◆ Data records ◆

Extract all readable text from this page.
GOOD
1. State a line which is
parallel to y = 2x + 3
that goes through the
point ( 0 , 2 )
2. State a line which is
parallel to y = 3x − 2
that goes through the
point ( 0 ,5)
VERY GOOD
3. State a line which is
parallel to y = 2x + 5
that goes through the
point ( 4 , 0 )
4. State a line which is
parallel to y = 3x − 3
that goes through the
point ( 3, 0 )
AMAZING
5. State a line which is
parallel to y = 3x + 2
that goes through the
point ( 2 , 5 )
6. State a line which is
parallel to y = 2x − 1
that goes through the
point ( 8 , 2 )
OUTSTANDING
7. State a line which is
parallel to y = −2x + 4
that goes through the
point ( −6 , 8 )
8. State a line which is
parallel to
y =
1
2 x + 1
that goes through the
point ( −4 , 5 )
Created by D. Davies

...

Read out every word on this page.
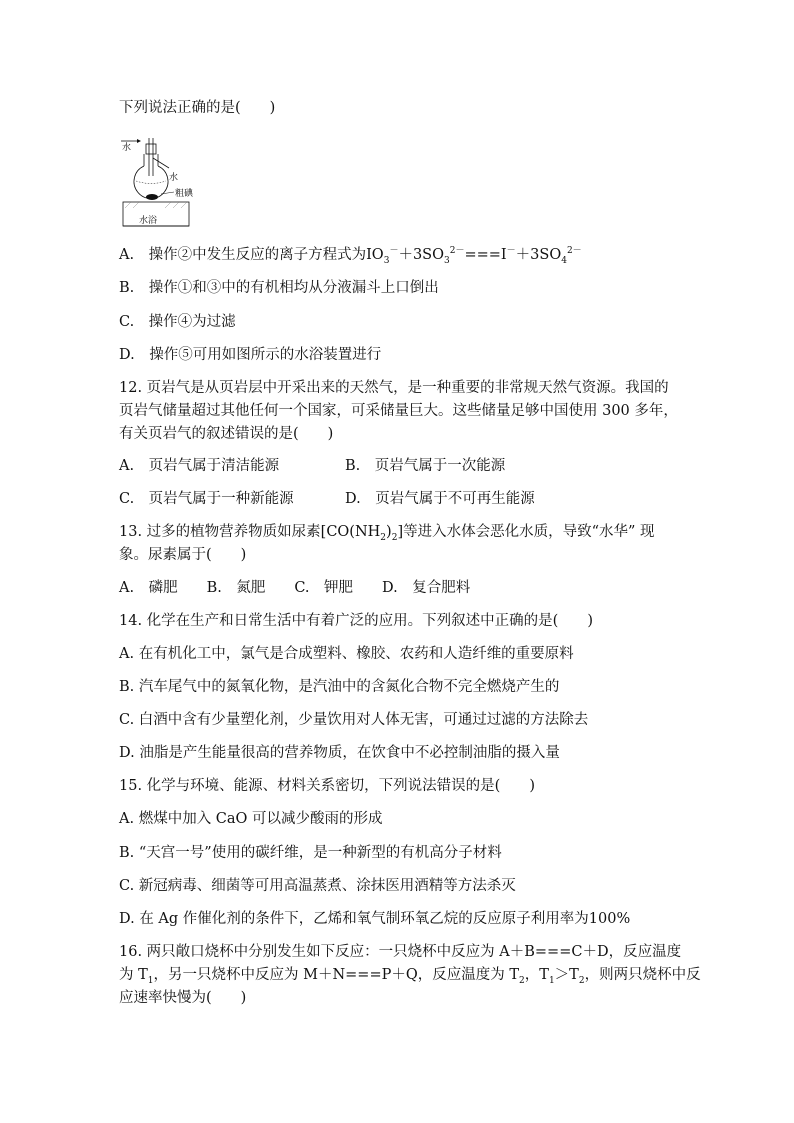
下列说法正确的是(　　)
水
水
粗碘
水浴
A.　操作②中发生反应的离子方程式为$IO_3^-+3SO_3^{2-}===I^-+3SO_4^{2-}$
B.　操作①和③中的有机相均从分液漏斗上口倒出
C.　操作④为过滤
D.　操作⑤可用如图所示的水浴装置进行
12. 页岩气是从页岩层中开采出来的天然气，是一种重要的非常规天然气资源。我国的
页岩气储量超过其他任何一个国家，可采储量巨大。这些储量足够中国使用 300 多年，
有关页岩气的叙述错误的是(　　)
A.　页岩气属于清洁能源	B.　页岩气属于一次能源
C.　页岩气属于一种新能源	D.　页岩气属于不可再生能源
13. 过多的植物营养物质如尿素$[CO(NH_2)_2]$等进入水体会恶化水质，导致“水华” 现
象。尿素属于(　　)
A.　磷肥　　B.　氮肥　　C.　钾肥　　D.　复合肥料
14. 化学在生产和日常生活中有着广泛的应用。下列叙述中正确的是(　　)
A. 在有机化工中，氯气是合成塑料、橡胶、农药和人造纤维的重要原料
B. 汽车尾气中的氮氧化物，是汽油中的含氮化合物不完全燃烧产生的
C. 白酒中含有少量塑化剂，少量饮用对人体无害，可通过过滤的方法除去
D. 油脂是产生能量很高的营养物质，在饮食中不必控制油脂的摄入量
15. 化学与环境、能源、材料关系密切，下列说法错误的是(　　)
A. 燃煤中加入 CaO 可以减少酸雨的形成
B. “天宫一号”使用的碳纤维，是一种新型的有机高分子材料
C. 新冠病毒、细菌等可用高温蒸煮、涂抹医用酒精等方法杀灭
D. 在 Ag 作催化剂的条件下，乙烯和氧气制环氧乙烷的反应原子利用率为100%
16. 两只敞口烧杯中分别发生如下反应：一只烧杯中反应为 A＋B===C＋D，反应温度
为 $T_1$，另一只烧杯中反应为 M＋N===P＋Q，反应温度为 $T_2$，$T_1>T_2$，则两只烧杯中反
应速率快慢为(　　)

* * *

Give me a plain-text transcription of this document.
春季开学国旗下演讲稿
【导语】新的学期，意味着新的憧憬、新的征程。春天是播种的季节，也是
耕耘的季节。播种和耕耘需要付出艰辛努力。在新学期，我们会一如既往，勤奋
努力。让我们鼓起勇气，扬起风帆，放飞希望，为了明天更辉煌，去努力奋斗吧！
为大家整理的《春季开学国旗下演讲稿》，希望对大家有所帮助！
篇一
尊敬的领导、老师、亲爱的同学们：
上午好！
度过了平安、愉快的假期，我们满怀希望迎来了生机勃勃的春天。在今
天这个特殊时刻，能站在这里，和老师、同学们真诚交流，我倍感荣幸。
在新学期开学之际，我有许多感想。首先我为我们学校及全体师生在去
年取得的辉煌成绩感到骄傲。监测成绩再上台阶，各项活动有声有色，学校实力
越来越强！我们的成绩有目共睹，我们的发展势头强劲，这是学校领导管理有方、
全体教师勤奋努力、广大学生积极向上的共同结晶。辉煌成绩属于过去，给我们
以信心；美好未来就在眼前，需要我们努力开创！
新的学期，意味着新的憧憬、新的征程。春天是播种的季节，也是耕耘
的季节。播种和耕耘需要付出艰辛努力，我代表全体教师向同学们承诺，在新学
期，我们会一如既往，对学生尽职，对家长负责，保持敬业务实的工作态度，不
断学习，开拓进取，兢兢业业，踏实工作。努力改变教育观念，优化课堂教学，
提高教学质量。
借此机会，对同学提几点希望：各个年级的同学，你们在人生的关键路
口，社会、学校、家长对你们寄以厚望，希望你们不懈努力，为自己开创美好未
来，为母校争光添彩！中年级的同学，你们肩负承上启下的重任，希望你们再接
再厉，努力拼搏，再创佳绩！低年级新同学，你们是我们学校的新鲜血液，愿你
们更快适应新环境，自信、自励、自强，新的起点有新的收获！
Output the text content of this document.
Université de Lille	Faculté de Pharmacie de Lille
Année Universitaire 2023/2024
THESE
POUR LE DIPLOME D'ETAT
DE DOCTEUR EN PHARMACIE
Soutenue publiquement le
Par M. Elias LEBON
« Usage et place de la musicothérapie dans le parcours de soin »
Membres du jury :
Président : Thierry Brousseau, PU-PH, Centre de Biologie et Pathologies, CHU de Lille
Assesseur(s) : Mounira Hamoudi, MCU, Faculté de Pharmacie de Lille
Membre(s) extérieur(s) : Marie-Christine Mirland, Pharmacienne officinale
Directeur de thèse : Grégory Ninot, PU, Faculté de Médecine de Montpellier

◆ Aim ◆
Pick out the lines that contain "document" and copy them.

◆ Reply ◆
Give me a plain-text transcription of this document.
Output the text content of this document.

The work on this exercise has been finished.